Problem details:
Where a line contains the word "seven", copy that line.

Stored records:

--- BEGIN ---

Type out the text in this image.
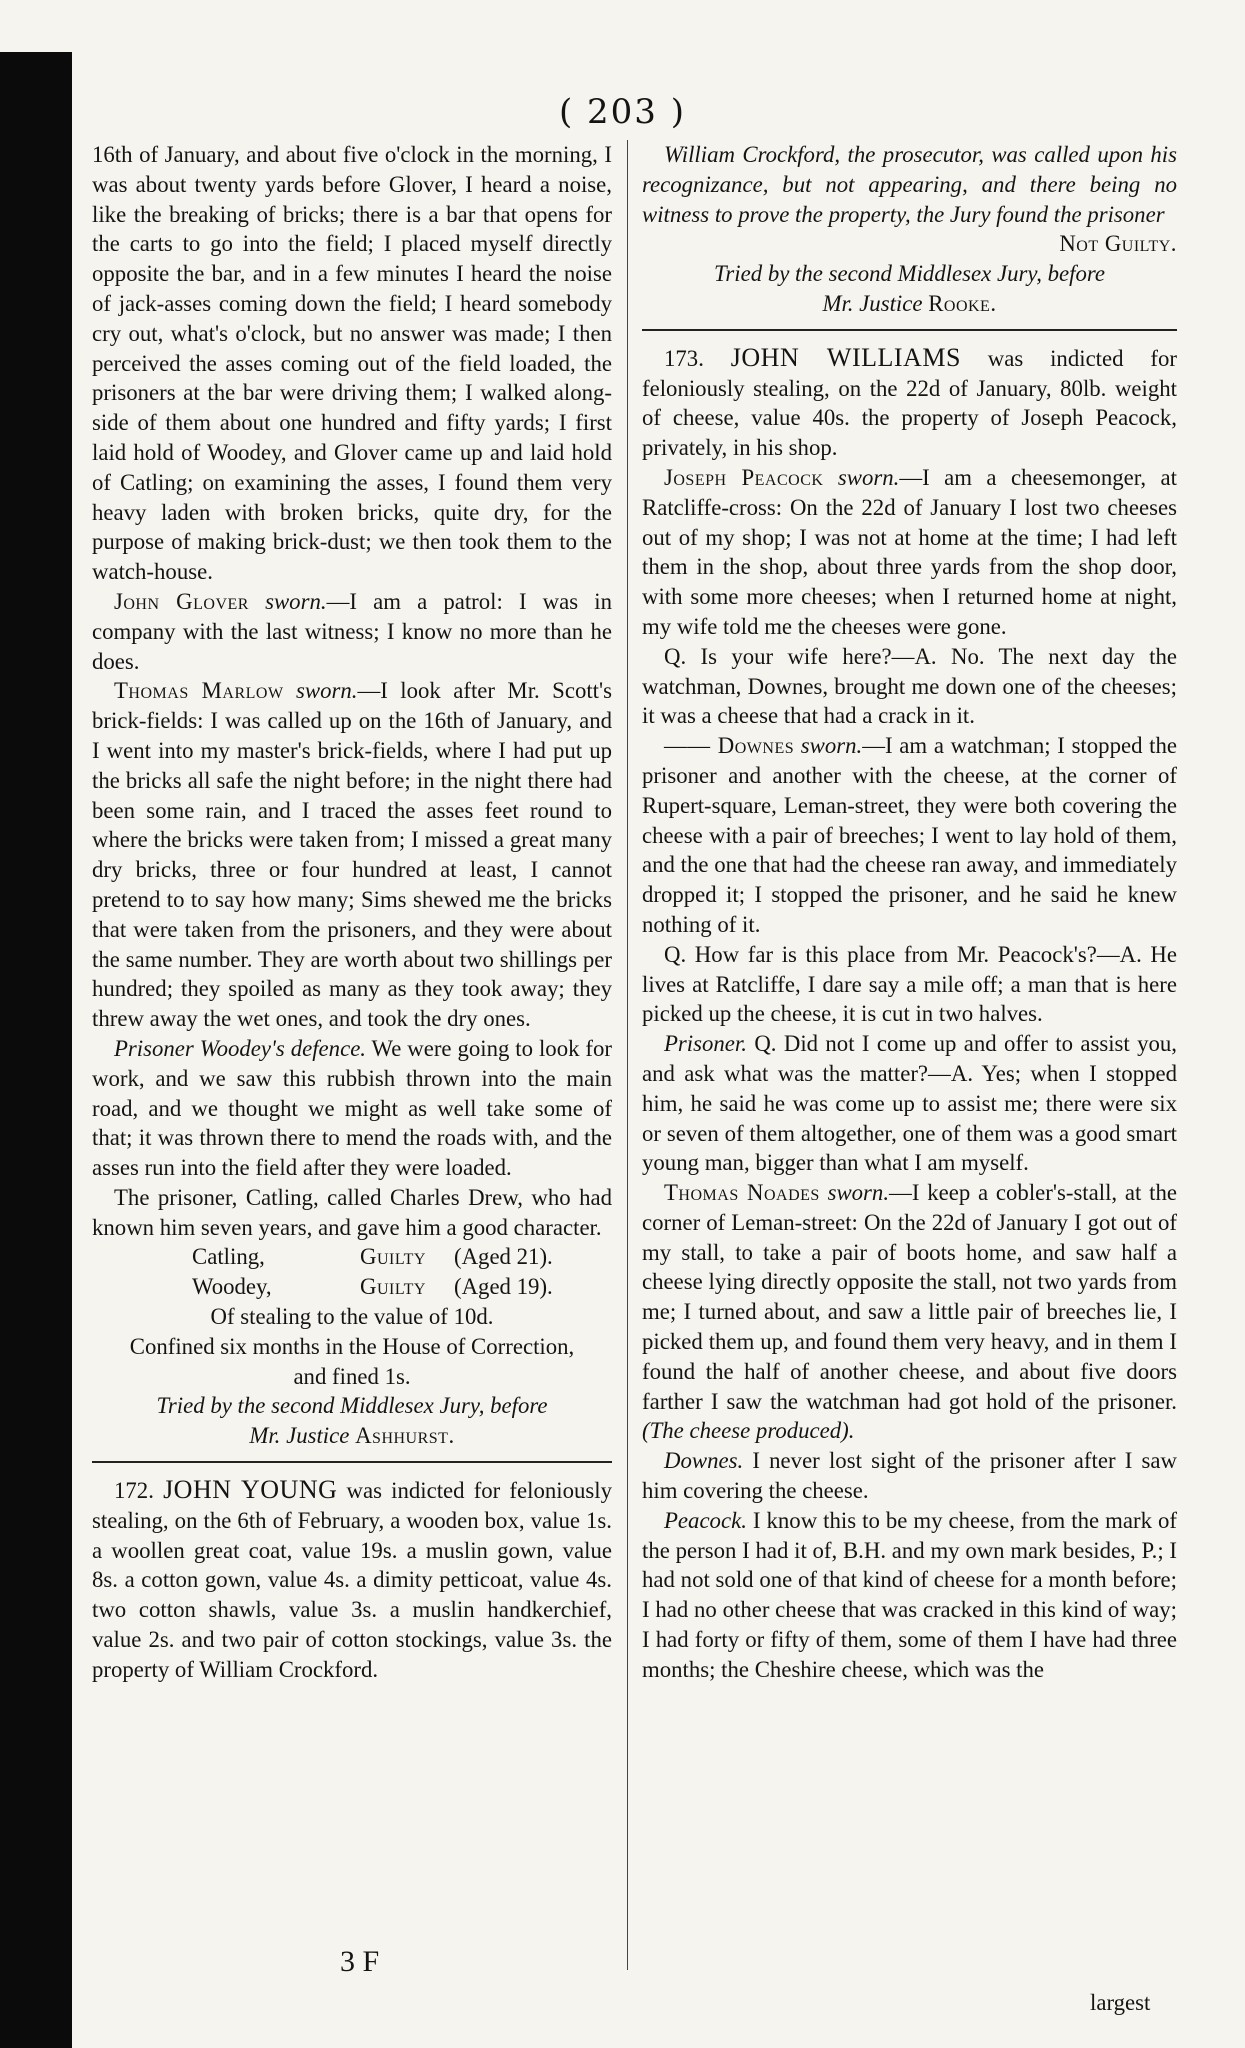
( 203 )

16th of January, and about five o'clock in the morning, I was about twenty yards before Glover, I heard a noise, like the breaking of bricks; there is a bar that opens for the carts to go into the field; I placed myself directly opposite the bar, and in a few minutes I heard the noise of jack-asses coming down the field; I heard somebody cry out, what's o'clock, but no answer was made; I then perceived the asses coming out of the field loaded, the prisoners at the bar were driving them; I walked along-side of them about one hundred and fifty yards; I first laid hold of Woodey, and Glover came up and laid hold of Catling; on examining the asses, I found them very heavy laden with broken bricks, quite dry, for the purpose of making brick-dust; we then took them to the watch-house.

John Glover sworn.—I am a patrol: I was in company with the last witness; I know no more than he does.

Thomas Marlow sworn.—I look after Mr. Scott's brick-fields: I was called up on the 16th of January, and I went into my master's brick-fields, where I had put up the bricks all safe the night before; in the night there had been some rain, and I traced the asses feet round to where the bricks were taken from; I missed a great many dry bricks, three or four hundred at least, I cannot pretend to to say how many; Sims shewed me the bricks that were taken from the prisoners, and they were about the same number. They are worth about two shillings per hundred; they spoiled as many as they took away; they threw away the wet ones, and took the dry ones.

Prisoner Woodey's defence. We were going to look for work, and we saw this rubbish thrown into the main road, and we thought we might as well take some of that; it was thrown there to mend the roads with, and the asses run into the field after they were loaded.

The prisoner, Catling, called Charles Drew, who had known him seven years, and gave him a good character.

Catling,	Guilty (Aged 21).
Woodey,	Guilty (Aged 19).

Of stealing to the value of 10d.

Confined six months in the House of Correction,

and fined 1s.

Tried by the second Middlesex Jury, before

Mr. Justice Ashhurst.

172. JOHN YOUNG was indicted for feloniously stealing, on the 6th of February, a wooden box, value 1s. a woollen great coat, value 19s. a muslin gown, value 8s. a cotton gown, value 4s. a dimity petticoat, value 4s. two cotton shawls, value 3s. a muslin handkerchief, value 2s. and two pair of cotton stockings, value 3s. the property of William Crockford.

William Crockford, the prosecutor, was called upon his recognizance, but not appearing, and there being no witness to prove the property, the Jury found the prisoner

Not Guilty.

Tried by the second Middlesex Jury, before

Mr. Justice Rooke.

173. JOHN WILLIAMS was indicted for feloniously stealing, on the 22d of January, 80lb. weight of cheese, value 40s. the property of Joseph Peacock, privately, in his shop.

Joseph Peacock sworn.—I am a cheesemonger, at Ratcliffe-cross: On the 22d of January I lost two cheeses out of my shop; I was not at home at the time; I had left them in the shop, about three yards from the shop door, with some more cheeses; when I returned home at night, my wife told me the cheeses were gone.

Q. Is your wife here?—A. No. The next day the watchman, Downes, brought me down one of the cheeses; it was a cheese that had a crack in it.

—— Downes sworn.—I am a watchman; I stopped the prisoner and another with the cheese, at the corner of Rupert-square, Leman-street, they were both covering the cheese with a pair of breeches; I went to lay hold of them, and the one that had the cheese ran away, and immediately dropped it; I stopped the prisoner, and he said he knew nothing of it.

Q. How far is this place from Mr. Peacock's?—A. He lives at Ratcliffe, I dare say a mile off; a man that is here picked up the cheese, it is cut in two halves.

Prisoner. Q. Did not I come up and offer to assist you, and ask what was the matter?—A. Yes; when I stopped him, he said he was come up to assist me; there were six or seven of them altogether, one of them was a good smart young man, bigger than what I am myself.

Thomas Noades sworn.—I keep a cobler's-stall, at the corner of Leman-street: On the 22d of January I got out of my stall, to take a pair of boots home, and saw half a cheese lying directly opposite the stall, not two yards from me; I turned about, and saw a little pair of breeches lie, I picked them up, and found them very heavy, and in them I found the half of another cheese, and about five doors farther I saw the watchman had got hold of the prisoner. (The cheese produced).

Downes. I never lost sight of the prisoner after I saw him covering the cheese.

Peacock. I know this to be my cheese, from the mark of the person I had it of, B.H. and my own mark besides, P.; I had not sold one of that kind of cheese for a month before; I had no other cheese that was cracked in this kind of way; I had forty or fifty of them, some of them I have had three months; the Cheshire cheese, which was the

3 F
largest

--- END ---
--- BEGIN ---

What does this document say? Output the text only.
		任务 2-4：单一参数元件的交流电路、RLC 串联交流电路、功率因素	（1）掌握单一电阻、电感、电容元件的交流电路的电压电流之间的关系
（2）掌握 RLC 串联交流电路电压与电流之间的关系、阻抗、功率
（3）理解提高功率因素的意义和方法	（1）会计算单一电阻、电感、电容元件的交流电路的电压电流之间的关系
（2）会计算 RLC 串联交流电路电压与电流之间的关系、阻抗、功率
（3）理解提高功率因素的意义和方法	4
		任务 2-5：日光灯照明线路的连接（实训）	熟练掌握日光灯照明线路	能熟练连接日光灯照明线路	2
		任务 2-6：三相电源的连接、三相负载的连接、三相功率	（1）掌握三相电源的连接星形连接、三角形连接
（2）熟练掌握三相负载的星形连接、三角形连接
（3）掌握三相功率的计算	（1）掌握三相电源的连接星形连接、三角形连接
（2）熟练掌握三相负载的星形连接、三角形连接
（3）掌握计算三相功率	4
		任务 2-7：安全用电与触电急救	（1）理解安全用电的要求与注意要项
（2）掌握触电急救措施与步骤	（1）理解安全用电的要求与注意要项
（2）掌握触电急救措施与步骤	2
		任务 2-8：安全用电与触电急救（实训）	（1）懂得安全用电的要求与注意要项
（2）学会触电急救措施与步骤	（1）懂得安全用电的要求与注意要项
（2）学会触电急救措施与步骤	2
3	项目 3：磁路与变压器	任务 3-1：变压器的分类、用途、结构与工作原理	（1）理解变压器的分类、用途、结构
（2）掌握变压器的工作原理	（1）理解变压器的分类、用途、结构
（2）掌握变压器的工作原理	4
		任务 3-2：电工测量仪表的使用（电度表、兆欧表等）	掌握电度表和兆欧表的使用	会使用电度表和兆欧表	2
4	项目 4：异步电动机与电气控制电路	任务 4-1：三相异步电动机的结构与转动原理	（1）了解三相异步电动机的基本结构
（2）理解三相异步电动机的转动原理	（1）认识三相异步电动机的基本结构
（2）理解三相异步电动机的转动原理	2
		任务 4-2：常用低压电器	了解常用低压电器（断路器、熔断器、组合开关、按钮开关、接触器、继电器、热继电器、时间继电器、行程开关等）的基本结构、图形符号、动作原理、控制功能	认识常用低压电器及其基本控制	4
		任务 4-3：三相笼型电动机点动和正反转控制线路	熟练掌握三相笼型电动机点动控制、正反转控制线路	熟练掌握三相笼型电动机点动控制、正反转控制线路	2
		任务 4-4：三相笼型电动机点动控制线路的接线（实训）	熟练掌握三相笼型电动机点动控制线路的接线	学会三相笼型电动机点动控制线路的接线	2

--- END ---

Correct answer:
The prisoner, Catling, called Charles Drew, who had known him seven years, and gave him a good character.
Prisoner. Q. Did not I come up and offer to assist you, and ask what was the matter?—A. Yes; when I stopped him, he said he was come up to assist me; there were six or seven of them altogether, one of them was a good smart young man, bigger than what I am myself.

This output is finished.